EXTRACTED RECORDS:
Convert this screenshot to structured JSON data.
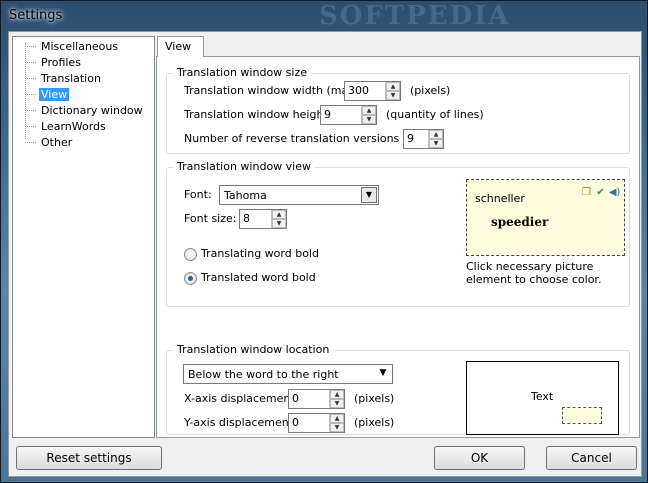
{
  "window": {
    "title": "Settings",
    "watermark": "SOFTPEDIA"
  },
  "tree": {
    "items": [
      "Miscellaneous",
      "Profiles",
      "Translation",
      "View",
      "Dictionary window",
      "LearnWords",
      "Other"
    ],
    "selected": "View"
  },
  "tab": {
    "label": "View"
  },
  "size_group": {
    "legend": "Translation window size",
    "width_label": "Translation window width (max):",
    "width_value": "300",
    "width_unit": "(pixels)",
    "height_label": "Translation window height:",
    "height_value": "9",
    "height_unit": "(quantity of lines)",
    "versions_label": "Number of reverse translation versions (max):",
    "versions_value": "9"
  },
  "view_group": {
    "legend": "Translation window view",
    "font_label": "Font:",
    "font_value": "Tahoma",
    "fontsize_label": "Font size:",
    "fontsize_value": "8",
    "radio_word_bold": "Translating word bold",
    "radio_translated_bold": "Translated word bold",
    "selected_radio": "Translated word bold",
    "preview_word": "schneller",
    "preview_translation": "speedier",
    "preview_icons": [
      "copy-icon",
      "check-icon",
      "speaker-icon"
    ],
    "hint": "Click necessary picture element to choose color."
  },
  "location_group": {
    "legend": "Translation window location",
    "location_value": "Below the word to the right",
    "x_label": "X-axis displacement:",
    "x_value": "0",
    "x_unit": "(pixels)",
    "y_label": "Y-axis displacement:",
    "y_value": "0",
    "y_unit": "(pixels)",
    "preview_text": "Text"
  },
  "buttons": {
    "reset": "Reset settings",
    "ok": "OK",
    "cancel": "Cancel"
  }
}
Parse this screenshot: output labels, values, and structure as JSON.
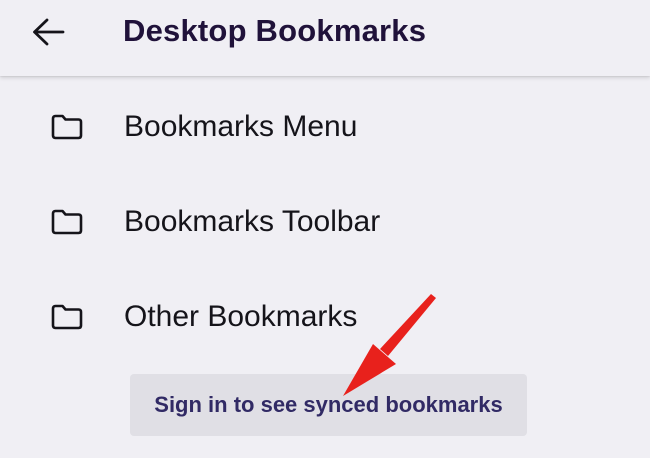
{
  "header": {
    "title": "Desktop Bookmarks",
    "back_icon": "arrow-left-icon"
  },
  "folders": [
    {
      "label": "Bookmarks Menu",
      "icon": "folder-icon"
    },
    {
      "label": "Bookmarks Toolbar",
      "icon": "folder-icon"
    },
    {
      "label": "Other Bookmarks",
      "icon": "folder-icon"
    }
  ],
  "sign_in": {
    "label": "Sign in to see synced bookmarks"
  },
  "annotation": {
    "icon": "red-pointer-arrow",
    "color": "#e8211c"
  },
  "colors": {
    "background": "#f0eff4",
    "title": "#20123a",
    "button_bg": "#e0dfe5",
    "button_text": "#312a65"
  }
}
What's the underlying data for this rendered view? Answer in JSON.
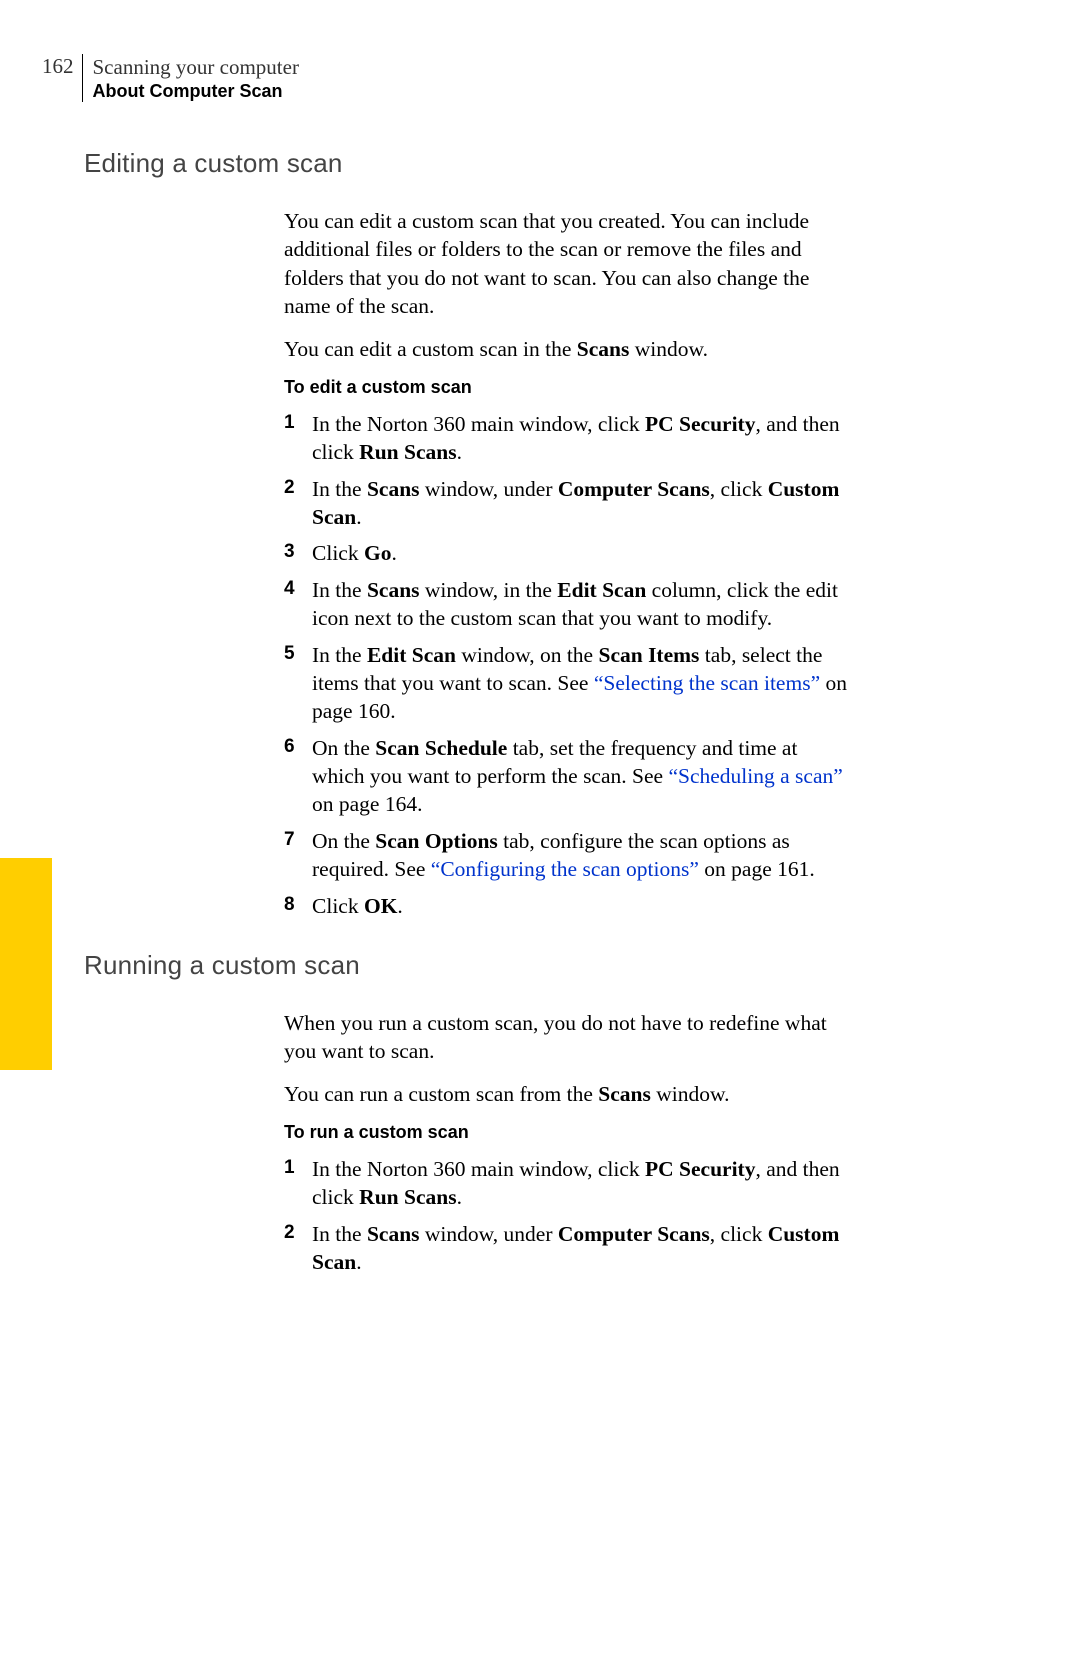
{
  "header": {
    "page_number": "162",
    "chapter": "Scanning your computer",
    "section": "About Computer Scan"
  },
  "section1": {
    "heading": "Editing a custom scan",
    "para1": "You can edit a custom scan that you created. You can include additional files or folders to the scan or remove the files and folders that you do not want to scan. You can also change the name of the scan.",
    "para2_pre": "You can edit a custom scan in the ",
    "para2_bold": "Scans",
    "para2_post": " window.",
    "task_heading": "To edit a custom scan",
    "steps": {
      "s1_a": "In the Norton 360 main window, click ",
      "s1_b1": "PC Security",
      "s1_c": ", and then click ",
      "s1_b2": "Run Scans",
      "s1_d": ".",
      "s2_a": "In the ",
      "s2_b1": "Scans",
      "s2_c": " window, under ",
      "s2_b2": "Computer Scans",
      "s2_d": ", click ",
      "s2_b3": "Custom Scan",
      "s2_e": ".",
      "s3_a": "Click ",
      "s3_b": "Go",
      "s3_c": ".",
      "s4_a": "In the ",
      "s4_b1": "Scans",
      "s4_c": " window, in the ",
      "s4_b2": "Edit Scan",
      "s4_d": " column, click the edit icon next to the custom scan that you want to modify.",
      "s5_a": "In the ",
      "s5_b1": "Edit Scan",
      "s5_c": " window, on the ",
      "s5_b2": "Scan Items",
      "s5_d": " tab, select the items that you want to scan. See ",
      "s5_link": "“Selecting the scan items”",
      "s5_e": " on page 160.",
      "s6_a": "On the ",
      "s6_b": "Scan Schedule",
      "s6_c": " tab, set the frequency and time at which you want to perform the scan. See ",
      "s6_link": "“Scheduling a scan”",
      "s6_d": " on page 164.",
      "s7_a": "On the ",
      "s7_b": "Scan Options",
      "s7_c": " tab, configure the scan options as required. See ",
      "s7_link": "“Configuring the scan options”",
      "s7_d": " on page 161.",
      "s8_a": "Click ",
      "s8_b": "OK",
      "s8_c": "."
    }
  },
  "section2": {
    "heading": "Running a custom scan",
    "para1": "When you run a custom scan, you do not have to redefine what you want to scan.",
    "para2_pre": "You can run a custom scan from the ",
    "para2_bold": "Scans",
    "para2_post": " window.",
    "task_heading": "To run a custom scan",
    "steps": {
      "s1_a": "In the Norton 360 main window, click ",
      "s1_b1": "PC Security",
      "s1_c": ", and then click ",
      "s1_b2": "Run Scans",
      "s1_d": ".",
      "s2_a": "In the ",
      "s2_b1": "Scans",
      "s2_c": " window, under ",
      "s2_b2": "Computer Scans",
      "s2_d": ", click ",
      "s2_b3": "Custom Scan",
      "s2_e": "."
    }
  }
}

REQUIREMENT:
Pictures don't belong in the copy. Restate all the entries exactly.

REPLY:
Convert this screenshot to structured JSON data.
{
  "window": {
    "title": "Settings",
    "watermark": "SOFTPEDIA"
  },
  "tree": {
    "items": [
      "Miscellaneous",
      "Profiles",
      "Translation",
      "View",
      "Dictionary window",
      "LearnWords",
      "Other"
    ],
    "selected": "View"
  },
  "tab": {
    "label": "View"
  },
  "size_group": {
    "legend": "Translation window size",
    "width_label": "Translation window width (max):",
    "width_value": "300",
    "width_unit": "(pixels)",
    "height_label": "Translation window height:",
    "height_value": "9",
    "height_unit": "(quantity of lines)",
    "versions_label": "Number of reverse translation versions (max):",
    "versions_value": "9"
  },
  "view_group": {
    "legend": "Translation window view",
    "font_label": "Font:",
    "font_value": "Tahoma",
    "fontsize_label": "Font size:",
    "fontsize_value": "8",
    "radio_word_bold": "Translating word bold",
    "radio_translated_bold": "Translated word bold",
    "selected_radio": "Translated word bold",
    "preview_word": "schneller",
    "preview_translation": "speedier",
    "preview_icons": [
      "copy-icon",
      "check-icon",
      "speaker-icon"
    ],
    "hint": "Click necessary picture element to choose color."
  },
  "location_group": {
    "legend": "Translation window location",
    "location_value": "Below the word to the right",
    "x_label": "X-axis displacement:",
    "x_value": "0",
    "x_unit": "(pixels)",
    "y_label": "Y-axis displacement:",
    "y_value": "0",
    "y_unit": "(pixels)",
    "preview_text": "Text"
  },
  "buttons": {
    "reset": "Reset settings",
    "ok": "OK",
    "cancel": "Cancel"
  }
}
Parse this screenshot: output labels, values, and structure as JSON.
{
  "header": {
    "title": "Desktop Bookmarks",
    "back_icon": "arrow-left-icon"
  },
  "folders": [
    {
      "label": "Bookmarks Menu",
      "icon": "folder-icon"
    },
    {
      "label": "Bookmarks Toolbar",
      "icon": "folder-icon"
    },
    {
      "label": "Other Bookmarks",
      "icon": "folder-icon"
    }
  ],
  "sign_in": {
    "label": "Sign in to see synced bookmarks"
  },
  "annotation": {
    "icon": "red-pointer-arrow",
    "color": "#e8211c"
  },
  "colors": {
    "background": "#f0eff4",
    "title": "#20123a",
    "button_bg": "#e0dfe5",
    "button_text": "#312a65"
  }
}
What's the underlying data for this rendered view? Answer in JSON.
{
  "header": {
    "page_number": "162",
    "chapter": "Scanning your computer",
    "section": "About Computer Scan"
  },
  "section1": {
    "heading": "Editing a custom scan",
    "para1": "You can edit a custom scan that you created. You can include additional files or folders to the scan or remove the files and folders that you do not want to scan. You can also change the name of the scan.",
    "para2_pre": "You can edit a custom scan in the ",
    "para2_bold": "Scans",
    "para2_post": " window.",
    "task_heading": "To edit a custom scan",
    "steps": {
      "s1_a": "In the Norton 360 main window, click ",
      "s1_b1": "PC Security",
      "s1_c": ", and then click ",
      "s1_b2": "Run Scans",
      "s1_d": ".",
      "s2_a": "In the ",
      "s2_b1": "Scans",
      "s2_c": " window, under ",
      "s2_b2": "Computer Scans",
      "s2_d": ", click ",
      "s2_b3": "Custom Scan",
      "s2_e": ".",
      "s3_a": "Click ",
      "s3_b": "Go",
      "s3_c": ".",
      "s4_a": "In the ",
      "s4_b1": "Scans",
      "s4_c": " window, in the ",
      "s4_b2": "Edit Scan",
      "s4_d": " column, click the edit icon next to the custom scan that you want to modify.",
      "s5_a": "In the ",
      "s5_b1": "Edit Scan",
      "s5_c": " window, on the ",
      "s5_b2": "Scan Items",
      "s5_d": " tab, select the items that you want to scan. See ",
      "s5_link": "“Selecting the scan items”",
      "s5_e": " on page 160.",
      "s6_a": "On the ",
      "s6_b": "Scan Schedule",
      "s6_c": " tab, set the frequency and time at which you want to perform the scan. See ",
      "s6_link": "“Scheduling a scan”",
      "s6_d": " on page 164.",
      "s7_a": "On the ",
      "s7_b": "Scan Options",
      "s7_c": " tab, configure the scan options as required. See ",
      "s7_link": "“Configuring the scan options”",
      "s7_d": " on page 161.",
      "s8_a": "Click ",
      "s8_b": "OK",
      "s8_c": "."
    }
  },
  "section2": {
    "heading": "Running a custom scan",
    "para1": "When you run a custom scan, you do not have to redefine what you want to scan.",
    "para2_pre": "You can run a custom scan from the ",
    "para2_bold": "Scans",
    "para2_post": " window.",
    "task_heading": "To run a custom scan",
    "steps": {
      "s1_a": "In the Norton 360 main window, click ",
      "s1_b1": "PC Security",
      "s1_c": ", and then click ",
      "s1_b2": "Run Scans",
      "s1_d": ".",
      "s2_a": "In the ",
      "s2_b1": "Scans",
      "s2_c": " window, under ",
      "s2_b2": "Computer Scans",
      "s2_d": ", click ",
      "s2_b3": "Custom Scan",
      "s2_e": "."
    }
  }
}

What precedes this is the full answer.